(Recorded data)
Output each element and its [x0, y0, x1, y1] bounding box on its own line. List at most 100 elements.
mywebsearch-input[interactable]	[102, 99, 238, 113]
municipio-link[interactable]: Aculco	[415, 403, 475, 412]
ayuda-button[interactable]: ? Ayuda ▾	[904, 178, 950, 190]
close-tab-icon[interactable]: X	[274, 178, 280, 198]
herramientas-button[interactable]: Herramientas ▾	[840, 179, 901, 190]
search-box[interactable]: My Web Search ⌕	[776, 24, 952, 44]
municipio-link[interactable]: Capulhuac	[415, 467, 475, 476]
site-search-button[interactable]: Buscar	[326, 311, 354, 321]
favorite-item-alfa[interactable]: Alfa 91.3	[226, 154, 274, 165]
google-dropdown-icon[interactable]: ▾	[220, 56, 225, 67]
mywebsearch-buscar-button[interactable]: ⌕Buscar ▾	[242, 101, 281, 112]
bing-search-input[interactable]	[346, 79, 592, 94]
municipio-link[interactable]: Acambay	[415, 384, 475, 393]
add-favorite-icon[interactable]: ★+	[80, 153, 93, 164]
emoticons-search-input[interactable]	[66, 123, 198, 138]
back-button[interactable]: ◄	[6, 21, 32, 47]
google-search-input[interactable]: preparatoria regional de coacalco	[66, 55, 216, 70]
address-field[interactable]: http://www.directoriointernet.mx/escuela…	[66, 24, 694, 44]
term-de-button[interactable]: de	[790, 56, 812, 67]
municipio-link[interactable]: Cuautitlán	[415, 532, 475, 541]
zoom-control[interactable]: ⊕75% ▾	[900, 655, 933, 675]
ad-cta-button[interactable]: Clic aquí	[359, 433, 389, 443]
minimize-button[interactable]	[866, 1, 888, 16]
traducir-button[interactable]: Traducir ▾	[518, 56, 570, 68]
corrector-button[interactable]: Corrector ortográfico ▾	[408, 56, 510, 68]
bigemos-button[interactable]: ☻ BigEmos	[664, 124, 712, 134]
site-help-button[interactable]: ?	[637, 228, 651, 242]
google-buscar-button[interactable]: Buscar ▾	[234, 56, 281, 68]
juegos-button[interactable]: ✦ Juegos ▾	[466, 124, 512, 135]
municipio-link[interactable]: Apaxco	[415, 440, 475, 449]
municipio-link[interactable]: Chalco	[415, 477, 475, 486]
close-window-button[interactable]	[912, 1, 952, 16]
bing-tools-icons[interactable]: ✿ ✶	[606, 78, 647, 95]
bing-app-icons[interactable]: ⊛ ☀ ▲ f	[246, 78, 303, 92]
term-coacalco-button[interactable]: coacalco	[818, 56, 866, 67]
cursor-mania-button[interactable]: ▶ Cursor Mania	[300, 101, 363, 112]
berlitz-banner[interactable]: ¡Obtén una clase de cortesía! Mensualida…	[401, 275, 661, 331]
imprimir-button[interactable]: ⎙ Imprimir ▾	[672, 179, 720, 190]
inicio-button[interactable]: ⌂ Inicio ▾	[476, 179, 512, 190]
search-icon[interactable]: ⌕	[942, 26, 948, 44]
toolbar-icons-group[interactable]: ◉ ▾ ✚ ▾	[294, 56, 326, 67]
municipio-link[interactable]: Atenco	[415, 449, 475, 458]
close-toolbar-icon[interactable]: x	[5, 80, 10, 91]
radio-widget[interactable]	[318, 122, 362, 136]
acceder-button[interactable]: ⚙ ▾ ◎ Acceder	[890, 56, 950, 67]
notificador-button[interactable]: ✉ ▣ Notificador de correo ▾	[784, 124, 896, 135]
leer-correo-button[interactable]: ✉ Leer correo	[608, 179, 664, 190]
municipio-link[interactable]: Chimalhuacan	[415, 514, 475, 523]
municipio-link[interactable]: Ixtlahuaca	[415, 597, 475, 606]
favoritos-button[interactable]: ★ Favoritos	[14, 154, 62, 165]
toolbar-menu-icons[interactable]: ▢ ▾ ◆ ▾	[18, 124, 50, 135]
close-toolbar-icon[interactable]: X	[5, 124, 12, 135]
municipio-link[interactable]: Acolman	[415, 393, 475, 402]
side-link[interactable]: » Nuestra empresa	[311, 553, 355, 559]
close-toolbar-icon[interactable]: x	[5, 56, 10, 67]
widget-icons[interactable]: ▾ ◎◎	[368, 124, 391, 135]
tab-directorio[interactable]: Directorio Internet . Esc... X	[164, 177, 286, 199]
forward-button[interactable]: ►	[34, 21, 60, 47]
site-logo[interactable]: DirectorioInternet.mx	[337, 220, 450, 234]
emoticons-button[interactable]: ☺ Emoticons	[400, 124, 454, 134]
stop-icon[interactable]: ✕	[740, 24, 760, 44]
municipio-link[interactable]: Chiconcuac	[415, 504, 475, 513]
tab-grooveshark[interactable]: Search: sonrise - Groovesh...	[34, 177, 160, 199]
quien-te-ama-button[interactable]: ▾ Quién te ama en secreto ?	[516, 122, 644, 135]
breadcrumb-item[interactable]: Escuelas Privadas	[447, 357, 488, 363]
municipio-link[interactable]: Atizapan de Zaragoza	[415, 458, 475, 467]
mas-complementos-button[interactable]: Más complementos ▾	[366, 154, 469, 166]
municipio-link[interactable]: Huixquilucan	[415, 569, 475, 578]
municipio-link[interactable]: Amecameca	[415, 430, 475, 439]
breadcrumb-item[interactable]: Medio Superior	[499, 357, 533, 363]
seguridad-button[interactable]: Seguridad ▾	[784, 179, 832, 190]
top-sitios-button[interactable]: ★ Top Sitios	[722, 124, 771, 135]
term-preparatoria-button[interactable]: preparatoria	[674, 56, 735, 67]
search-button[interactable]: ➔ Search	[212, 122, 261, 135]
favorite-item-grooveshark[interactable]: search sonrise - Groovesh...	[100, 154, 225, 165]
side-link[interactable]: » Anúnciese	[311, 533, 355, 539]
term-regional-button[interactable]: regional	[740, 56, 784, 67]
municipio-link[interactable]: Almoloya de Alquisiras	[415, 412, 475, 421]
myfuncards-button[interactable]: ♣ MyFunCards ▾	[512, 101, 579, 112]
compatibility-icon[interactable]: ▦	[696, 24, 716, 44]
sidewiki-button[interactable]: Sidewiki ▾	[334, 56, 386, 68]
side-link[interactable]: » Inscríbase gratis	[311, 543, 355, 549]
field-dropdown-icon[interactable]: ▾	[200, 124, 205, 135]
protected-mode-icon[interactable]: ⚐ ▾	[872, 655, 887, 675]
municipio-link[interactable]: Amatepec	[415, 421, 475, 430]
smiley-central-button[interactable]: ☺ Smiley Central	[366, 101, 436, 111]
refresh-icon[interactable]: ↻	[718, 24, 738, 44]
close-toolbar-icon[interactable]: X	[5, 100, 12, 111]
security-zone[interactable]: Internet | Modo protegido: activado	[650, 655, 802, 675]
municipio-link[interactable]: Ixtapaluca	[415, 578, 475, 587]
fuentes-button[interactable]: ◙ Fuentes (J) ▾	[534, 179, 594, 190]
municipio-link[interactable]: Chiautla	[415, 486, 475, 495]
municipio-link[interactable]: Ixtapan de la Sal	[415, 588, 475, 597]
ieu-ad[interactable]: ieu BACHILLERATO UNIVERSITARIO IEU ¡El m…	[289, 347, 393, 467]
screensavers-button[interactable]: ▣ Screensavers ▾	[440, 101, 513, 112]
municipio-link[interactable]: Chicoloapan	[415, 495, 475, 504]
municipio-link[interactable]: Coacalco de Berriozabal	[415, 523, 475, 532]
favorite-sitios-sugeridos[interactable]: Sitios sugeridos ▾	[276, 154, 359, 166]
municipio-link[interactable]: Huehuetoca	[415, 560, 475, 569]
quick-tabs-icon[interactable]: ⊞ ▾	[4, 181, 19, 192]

● Task to complete
Copy out every line of the records above word for word.

● Task answer
Output each element and its [x0, y0, x1, y1] bounding box on its own line. List at most 100 elements.
mywebsearch-input[interactable]	[102, 99, 238, 113]
municipio-link[interactable]: Aculco	[415, 403, 475, 412]
ayuda-button[interactable]: ? Ayuda ▾	[904, 178, 950, 190]
close-tab-icon[interactable]: X	[274, 178, 280, 198]
herramientas-button[interactable]: Herramientas ▾	[840, 179, 901, 190]
search-box[interactable]: My Web Search ⌕	[776, 24, 952, 44]
municipio-link[interactable]: Capulhuac	[415, 467, 475, 476]
site-search-button[interactable]: Buscar	[326, 311, 354, 321]
favorite-item-alfa[interactable]: Alfa 91.3	[226, 154, 274, 165]
google-dropdown-icon[interactable]: ▾	[220, 56, 225, 67]
mywebsearch-buscar-button[interactable]: ⌕Buscar ▾	[242, 101, 281, 112]
bing-search-input[interactable]	[346, 79, 592, 94]
municipio-link[interactable]: Acambay	[415, 384, 475, 393]
add-favorite-icon[interactable]: ★+	[80, 153, 93, 164]
emoticons-search-input[interactable]	[66, 123, 198, 138]
back-button[interactable]: ◄	[6, 21, 32, 47]
google-search-input[interactable]: preparatoria regional de coacalco	[66, 55, 216, 70]
address-field[interactable]: http://www.directoriointernet.mx/escuela…	[66, 24, 694, 44]
term-de-button[interactable]: de	[790, 56, 812, 67]
municipio-link[interactable]: Cuautitlán	[415, 532, 475, 541]
zoom-control[interactable]: ⊕75% ▾	[900, 655, 933, 675]
ad-cta-button[interactable]: Clic aquí	[359, 433, 389, 443]
minimize-button[interactable]	[866, 1, 888, 16]
traducir-button[interactable]: Traducir ▾	[518, 56, 570, 68]
corrector-button[interactable]: Corrector ortográfico ▾	[408, 56, 510, 68]
bigemos-button[interactable]: ☻ BigEmos	[664, 124, 712, 134]
site-help-button[interactable]: ?	[637, 228, 651, 242]
google-buscar-button[interactable]: Buscar ▾	[234, 56, 281, 68]
juegos-button[interactable]: ✦ Juegos ▾	[466, 124, 512, 135]
municipio-link[interactable]: Apaxco	[415, 440, 475, 449]
municipio-link[interactable]: Chalco	[415, 477, 475, 486]
close-window-button[interactable]	[912, 1, 952, 16]
bing-tools-icons[interactable]: ✿ ✶	[606, 78, 647, 95]
bing-app-icons[interactable]: ⊛ ☀ ▲ f	[246, 78, 303, 92]
term-coacalco-button[interactable]: coacalco	[818, 56, 866, 67]
cursor-mania-button[interactable]: ▶ Cursor Mania	[300, 101, 363, 112]
berlitz-banner[interactable]: ¡Obtén una clase de cortesía! Mensualida…	[401, 275, 661, 331]
imprimir-button[interactable]: ⎙ Imprimir ▾	[672, 179, 720, 190]
inicio-button[interactable]: ⌂ Inicio ▾	[476, 179, 512, 190]
search-icon[interactable]: ⌕	[942, 26, 948, 44]
toolbar-icons-group[interactable]: ◉ ▾ ✚ ▾	[294, 56, 326, 67]
municipio-link[interactable]: Atenco	[415, 449, 475, 458]
close-toolbar-icon[interactable]: x	[5, 80, 10, 91]
radio-widget[interactable]	[318, 122, 362, 136]
acceder-button[interactable]: ⚙ ▾ ◎ Acceder	[890, 56, 950, 67]
notificador-button[interactable]: ✉ ▣ Notificador de correo ▾	[784, 124, 896, 135]
leer-correo-button[interactable]: ✉ Leer correo	[608, 179, 664, 190]
municipio-link[interactable]: Chimalhuacan	[415, 514, 475, 523]
municipio-link[interactable]: Ixtlahuaca	[415, 597, 475, 606]
favoritos-button[interactable]: ★ Favoritos	[14, 154, 62, 165]
toolbar-menu-icons[interactable]: ▢ ▾ ◆ ▾	[18, 124, 50, 135]
close-toolbar-icon[interactable]: X	[5, 124, 12, 135]
municipio-link[interactable]: Acolman	[415, 393, 475, 402]
side-link[interactable]: » Nuestra empresa	[311, 553, 355, 559]
close-toolbar-icon[interactable]: x	[5, 56, 10, 67]
widget-icons[interactable]: ▾ ◎◎	[368, 124, 391, 135]
tab-directorio[interactable]: Directorio Internet . Esc... X	[164, 177, 286, 199]
forward-button[interactable]: ►	[34, 21, 60, 47]
site-logo[interactable]: DirectorioInternet.mx	[337, 220, 450, 234]
emoticons-button[interactable]: ☺ Emoticons	[400, 124, 454, 134]
stop-icon[interactable]: ✕	[740, 24, 760, 44]
municipio-link[interactable]: Chiconcuac	[415, 504, 475, 513]
tab-grooveshark[interactable]: Search: sonrise - Groovesh...	[34, 177, 160, 199]
quien-te-ama-button[interactable]: ▾ Quién te ama en secreto ?	[516, 122, 644, 135]
breadcrumb-item[interactable]: Escuelas Privadas	[447, 357, 488, 363]
municipio-link[interactable]: Atizapan de Zaragoza	[415, 458, 475, 467]
mas-complementos-button[interactable]: Más complementos ▾	[366, 154, 469, 166]
municipio-link[interactable]: Huixquilucan	[415, 569, 475, 578]
municipio-link[interactable]: Amecameca	[415, 430, 475, 439]
breadcrumb-item[interactable]: Medio Superior	[499, 357, 533, 363]
seguridad-button[interactable]: Seguridad ▾	[784, 179, 832, 190]
top-sitios-button[interactable]: ★ Top Sitios	[722, 124, 771, 135]
term-preparatoria-button[interactable]: preparatoria	[674, 56, 735, 67]
search-button[interactable]: ➔ Search	[212, 122, 261, 135]
favorite-item-grooveshark[interactable]: search sonrise - Groovesh...	[100, 154, 225, 165]
side-link[interactable]: » Anúnciese	[311, 533, 355, 539]
term-regional-button[interactable]: regional	[740, 56, 784, 67]
municipio-link[interactable]: Almoloya de Alquisiras	[415, 412, 475, 421]
myfuncards-button[interactable]: ♣ MyFunCards ▾	[512, 101, 579, 112]
compatibility-icon[interactable]: ▦	[696, 24, 716, 44]
sidewiki-button[interactable]: Sidewiki ▾	[334, 56, 386, 68]
side-link[interactable]: » Inscríbase gratis	[311, 543, 355, 549]
field-dropdown-icon[interactable]: ▾	[200, 124, 205, 135]
protected-mode-icon[interactable]: ⚐ ▾	[872, 655, 887, 675]
municipio-link[interactable]: Amatepec	[415, 421, 475, 430]
smiley-central-button[interactable]: ☺ Smiley Central	[366, 101, 436, 111]
refresh-icon[interactable]: ↻	[718, 24, 738, 44]
close-toolbar-icon[interactable]: X	[5, 100, 12, 111]
security-zone[interactable]: Internet | Modo protegido: activado	[650, 655, 802, 675]
municipio-link[interactable]: Ixtapaluca	[415, 578, 475, 587]
fuentes-button[interactable]: ◙ Fuentes (J) ▾	[534, 179, 594, 190]
municipio-link[interactable]: Chiautla	[415, 486, 475, 495]
municipio-link[interactable]: Ixtapan de la Sal	[415, 588, 475, 597]
ieu-ad[interactable]: ieu BACHILLERATO UNIVERSITARIO IEU ¡El m…	[289, 347, 393, 467]
screensavers-button[interactable]: ▣ Screensavers ▾	[440, 101, 513, 112]
municipio-link[interactable]: Chicoloapan	[415, 495, 475, 504]
municipio-link[interactable]: Coacalco de Berriozabal	[415, 523, 475, 532]
favorite-sitios-sugeridos[interactable]: Sitios sugeridos ▾	[276, 154, 359, 166]
municipio-link[interactable]: Huehuetoca	[415, 560, 475, 569]
quick-tabs-icon[interactable]: ⊞ ▾	[4, 181, 19, 192]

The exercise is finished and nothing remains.